[Figure contents as structured data]

## Start

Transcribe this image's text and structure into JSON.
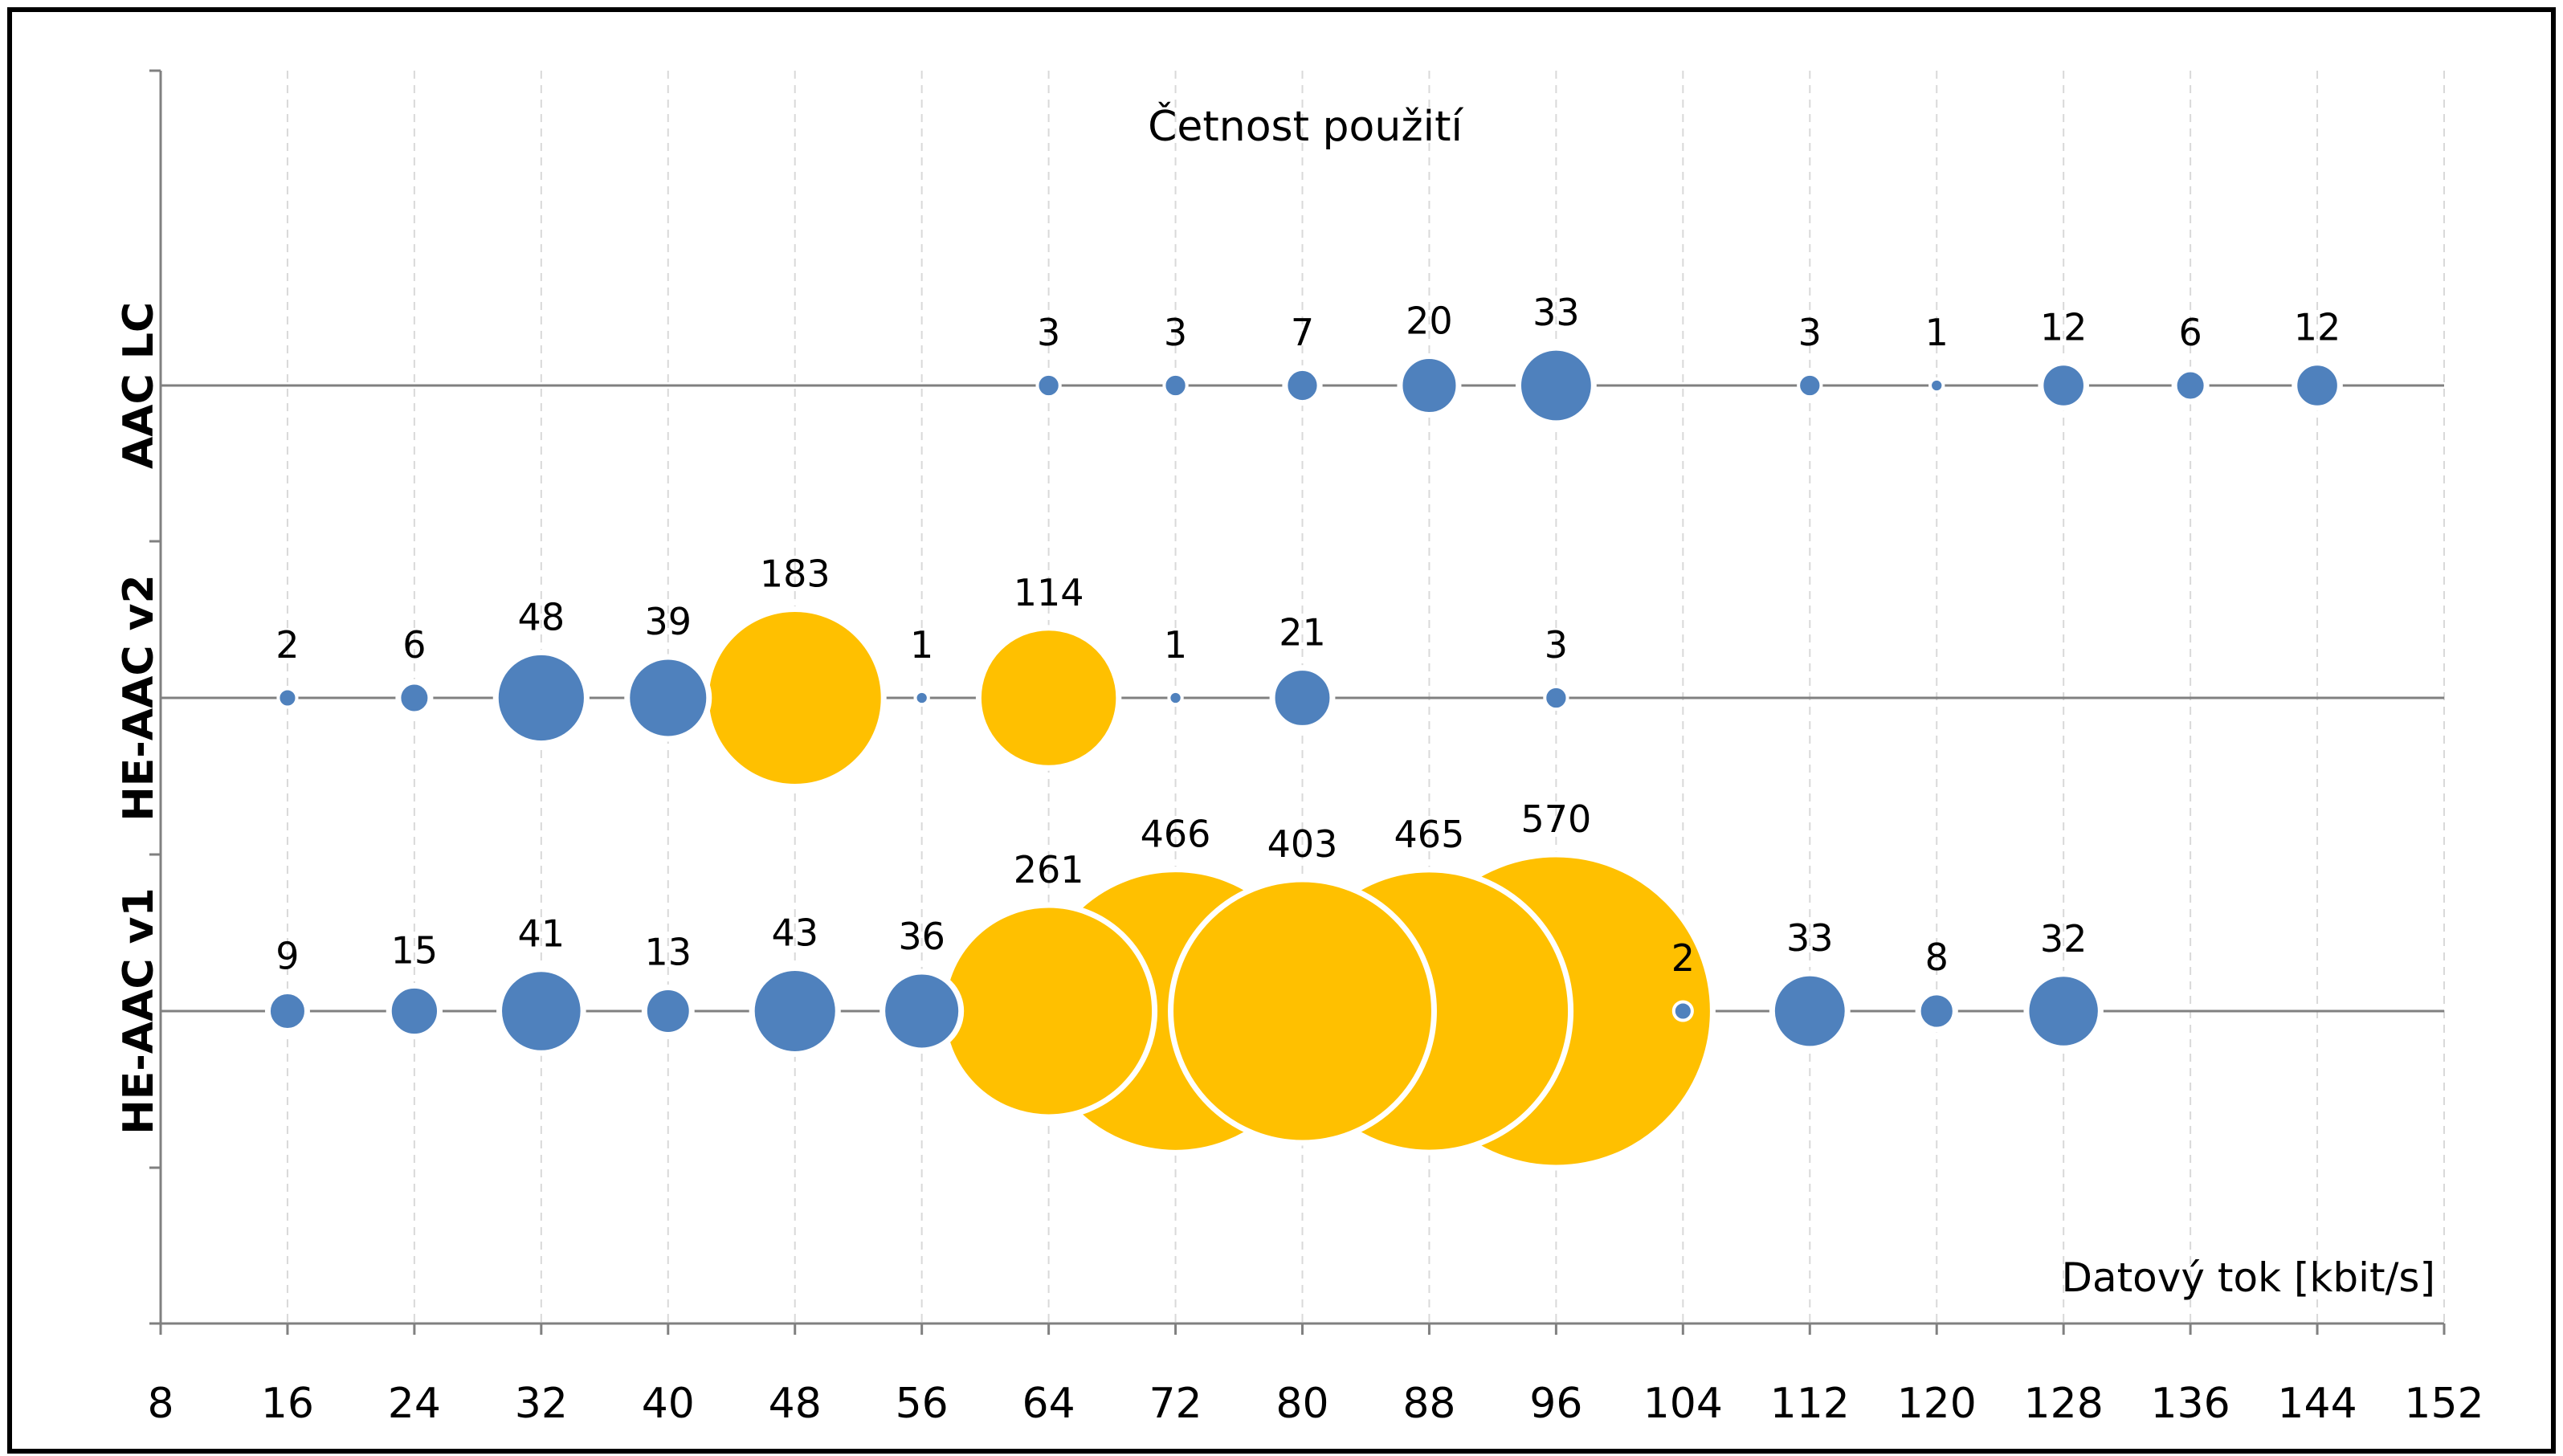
{
  "chart_data": {
    "type": "scatter",
    "title": "Četnost použití",
    "xlabel": "Datový tok [kbit/s]",
    "ylabel": "",
    "xlim": [
      8,
      152
    ],
    "xticks": [
      8,
      16,
      24,
      32,
      40,
      48,
      56,
      64,
      72,
      80,
      88,
      96,
      104,
      112,
      120,
      128,
      136,
      144,
      152
    ],
    "categories": [
      "AAC LC",
      "HE-AAC v2",
      "HE-AAC v1"
    ],
    "bubble_size_metric": "count",
    "grid": "vertical dashed",
    "colors": {
      "normal": "#4f81bd",
      "highlight": "#ffc000",
      "axis": "#808080",
      "grid": "#d9d9d9",
      "frame": "#000000"
    },
    "series": [
      {
        "category": "AAC LC",
        "points": [
          {
            "x": 64,
            "count": 3,
            "highlight": false
          },
          {
            "x": 72,
            "count": 3,
            "highlight": false
          },
          {
            "x": 80,
            "count": 7,
            "highlight": false
          },
          {
            "x": 88,
            "count": 20,
            "highlight": false
          },
          {
            "x": 96,
            "count": 33,
            "highlight": false
          },
          {
            "x": 112,
            "count": 3,
            "highlight": false
          },
          {
            "x": 120,
            "count": 1,
            "highlight": false
          },
          {
            "x": 128,
            "count": 12,
            "highlight": false
          },
          {
            "x": 136,
            "count": 6,
            "highlight": false
          },
          {
            "x": 144,
            "count": 12,
            "highlight": false
          }
        ]
      },
      {
        "category": "HE-AAC v2",
        "points": [
          {
            "x": 16,
            "count": 2,
            "highlight": false
          },
          {
            "x": 24,
            "count": 6,
            "highlight": false
          },
          {
            "x": 32,
            "count": 48,
            "highlight": false
          },
          {
            "x": 40,
            "count": 39,
            "highlight": false
          },
          {
            "x": 48,
            "count": 183,
            "highlight": true
          },
          {
            "x": 56,
            "count": 1,
            "highlight": false
          },
          {
            "x": 64,
            "count": 114,
            "highlight": true
          },
          {
            "x": 72,
            "count": 1,
            "highlight": false
          },
          {
            "x": 80,
            "count": 21,
            "highlight": false
          },
          {
            "x": 96,
            "count": 3,
            "highlight": false
          }
        ]
      },
      {
        "category": "HE-AAC v1",
        "points": [
          {
            "x": 16,
            "count": 9,
            "highlight": false
          },
          {
            "x": 24,
            "count": 15,
            "highlight": false
          },
          {
            "x": 32,
            "count": 41,
            "highlight": false
          },
          {
            "x": 40,
            "count": 13,
            "highlight": false
          },
          {
            "x": 48,
            "count": 43,
            "highlight": false
          },
          {
            "x": 56,
            "count": 36,
            "highlight": false
          },
          {
            "x": 64,
            "count": 261,
            "highlight": true
          },
          {
            "x": 72,
            "count": 466,
            "highlight": true
          },
          {
            "x": 80,
            "count": 403,
            "highlight": true
          },
          {
            "x": 88,
            "count": 465,
            "highlight": true
          },
          {
            "x": 96,
            "count": 570,
            "highlight": true
          },
          {
            "x": 104,
            "count": 2,
            "highlight": false
          },
          {
            "x": 112,
            "count": 33,
            "highlight": false
          },
          {
            "x": 120,
            "count": 8,
            "highlight": false
          },
          {
            "x": 128,
            "count": 32,
            "highlight": false
          }
        ]
      }
    ]
  }
}
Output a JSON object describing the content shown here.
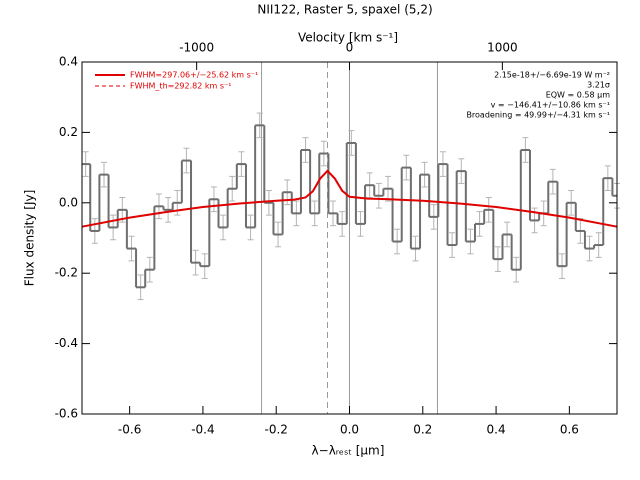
{
  "chart_data": {
    "type": "histogram-step",
    "title": "NII122, Raster 5, spaxel (5,2)",
    "x_label": "λ−λᵣₑₛₜ [μm]",
    "y_label": "Flux density [Jy]",
    "x2_label": "Velocity [km s⁻¹]",
    "xlim": [
      -0.73,
      0.73
    ],
    "xticks": [
      -0.6,
      -0.4,
      -0.2,
      {
        "value": 0,
        "label": "0.0"
      },
      0.2,
      0.4,
      0.6
    ],
    "ylim": [
      -0.6,
      0.4
    ],
    "yticks": [
      -0.6,
      -0.4,
      -0.2,
      {
        "value": 0,
        "label": "0.0"
      },
      0.2,
      0.4
    ],
    "x2lim": [
      -1750,
      1750
    ],
    "x2ticks": [
      -1000,
      0,
      1000
    ],
    "x": [
      -0.72,
      -0.695,
      -0.67,
      -0.645,
      -0.62,
      -0.595,
      -0.57,
      -0.545,
      -0.52,
      -0.495,
      -0.47,
      -0.445,
      -0.42,
      -0.395,
      -0.37,
      -0.345,
      -0.32,
      -0.295,
      -0.27,
      -0.245,
      -0.22,
      -0.195,
      -0.17,
      -0.145,
      -0.12,
      -0.095,
      -0.07,
      -0.045,
      -0.02,
      0.005,
      0.03,
      0.055,
      0.08,
      0.105,
      0.13,
      0.155,
      0.18,
      0.205,
      0.23,
      0.255,
      0.28,
      0.305,
      0.33,
      0.355,
      0.38,
      0.405,
      0.43,
      0.455,
      0.48,
      0.505,
      0.53,
      0.555,
      0.58,
      0.605,
      0.63,
      0.655,
      0.68,
      0.705,
      0.73
    ],
    "values": [
      0.11,
      -0.08,
      0.08,
      -0.07,
      -0.02,
      -0.13,
      -0.24,
      -0.19,
      -0.01,
      -0.02,
      0.0,
      0.12,
      -0.17,
      -0.18,
      0.01,
      -0.07,
      0.04,
      0.11,
      -0.07,
      0.22,
      0.0,
      -0.09,
      0.03,
      -0.03,
      0.15,
      -0.03,
      0.14,
      -0.03,
      -0.06,
      0.17,
      -0.06,
      0.05,
      0.02,
      0.04,
      -0.11,
      0.1,
      -0.13,
      0.08,
      -0.04,
      0.11,
      -0.12,
      0.09,
      -0.11,
      -0.06,
      -0.02,
      -0.16,
      -0.09,
      -0.19,
      0.15,
      -0.05,
      -0.03,
      0.06,
      -0.18,
      0.0,
      -0.08,
      -0.13,
      -0.12,
      0.07,
      0.02
    ],
    "error": 0.035,
    "color": "#6e6e6e",
    "error_color": "#b4b4b4",
    "fit": {
      "name": "FWHM=297.06+/−25.62 km s⁻¹",
      "color": "#e00000",
      "x": [
        -0.73,
        -0.6,
        -0.5,
        -0.4,
        -0.3,
        -0.2,
        -0.15,
        -0.12,
        -0.1,
        -0.08,
        -0.06,
        -0.04,
        -0.02,
        0.0,
        0.05,
        0.1,
        0.2,
        0.3,
        0.4,
        0.5,
        0.6,
        0.73
      ],
      "values": [
        -0.068,
        -0.042,
        -0.026,
        -0.012,
        -0.002,
        0.006,
        0.009,
        0.015,
        0.033,
        0.069,
        0.091,
        0.069,
        0.034,
        0.017,
        0.012,
        0.0105,
        0.006,
        -0.002,
        -0.012,
        -0.026,
        -0.042,
        -0.068
      ]
    },
    "fit_th_name": "FWHM_th=292.82 km s⁻¹",
    "vlines": [
      -0.24,
      0.0,
      0.24
    ],
    "vline_dashed": -0.06,
    "annotations": [
      "2.15e-18+/−6.69e-19 W m⁻²",
      "3.21σ",
      "EQW = 0.58 μm",
      "v = −146.41+/−10.86 km s⁻¹",
      "Broadening = 49.99+/−4.31 km s⁻¹"
    ]
  }
}
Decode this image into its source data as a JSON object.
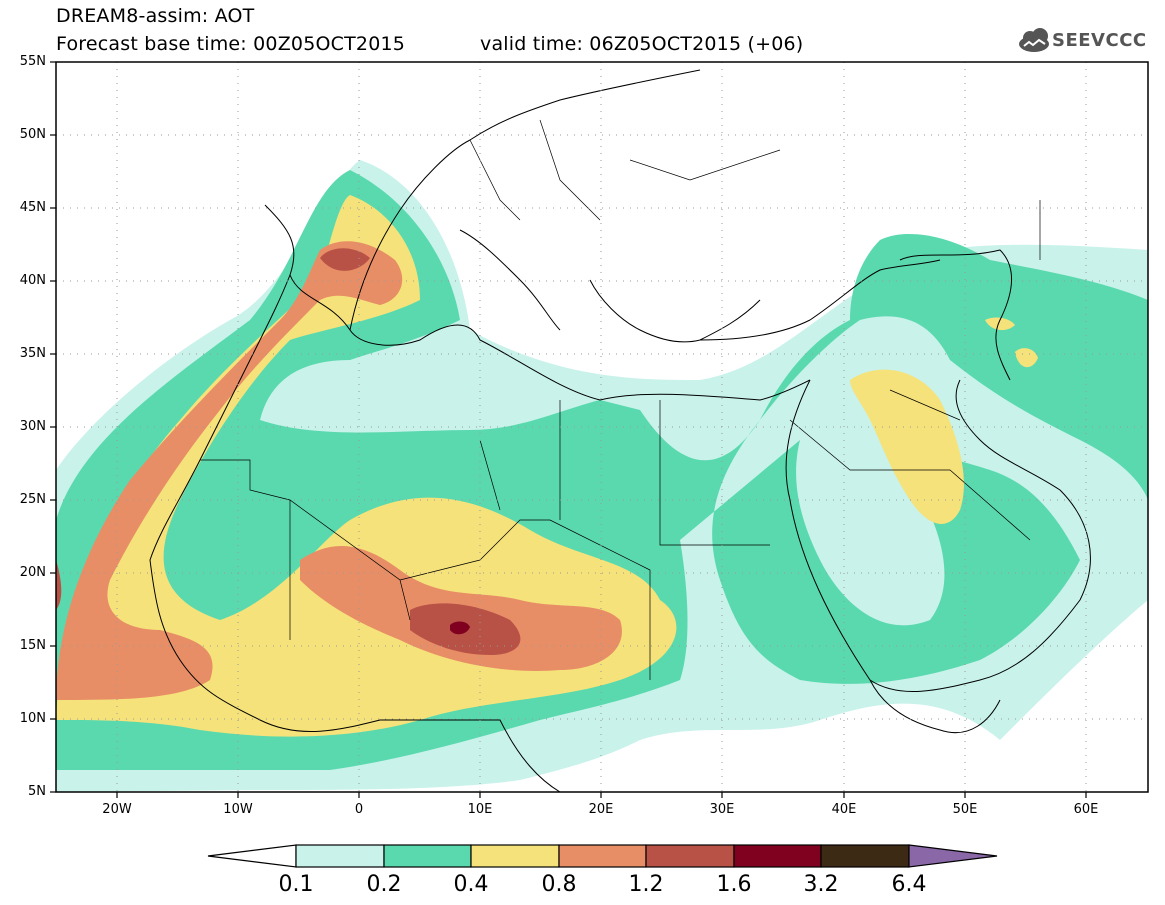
{
  "header": {
    "title_line1": "DREAM8-assim: AOT",
    "base_time": "Forecast base time: 00Z05OCT2015",
    "valid_time": "valid time: 06Z05OCT2015 (+06)",
    "logo_text": "SEEVCCC"
  },
  "map": {
    "projection": "lat-lon",
    "lon_range": [
      -25,
      65
    ],
    "lat_range": [
      5,
      55
    ],
    "lat_labels": [
      "55N",
      "50N",
      "45N",
      "40N",
      "35N",
      "30N",
      "25N",
      "20N",
      "15N",
      "10N",
      "5N"
    ],
    "lon_labels": [
      "20W",
      "10W",
      "0",
      "10E",
      "20E",
      "30E",
      "40E",
      "50E",
      "60E"
    ],
    "grid": "dotted"
  },
  "colorbar": {
    "levels": [
      "0.1",
      "0.2",
      "0.4",
      "0.8",
      "1.2",
      "1.6",
      "3.2",
      "6.4"
    ],
    "colors": [
      "#c8f2ea",
      "#5ad9ae",
      "#f6e27a",
      "#e88e66",
      "#b85246",
      "#800020",
      "#3d2a14",
      "#8a68a8"
    ]
  }
}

## End

#### WHAT YOU ARE ASKED TO DO
Search the lines above for the string "JSON" and copy each line that has it.

#### ANSWER TO THIS PROBLEM
Transcribe this image's text and structure into JSON.
Output a JSON object describing the content shown here.
Decode this image into its source data as a JSON object.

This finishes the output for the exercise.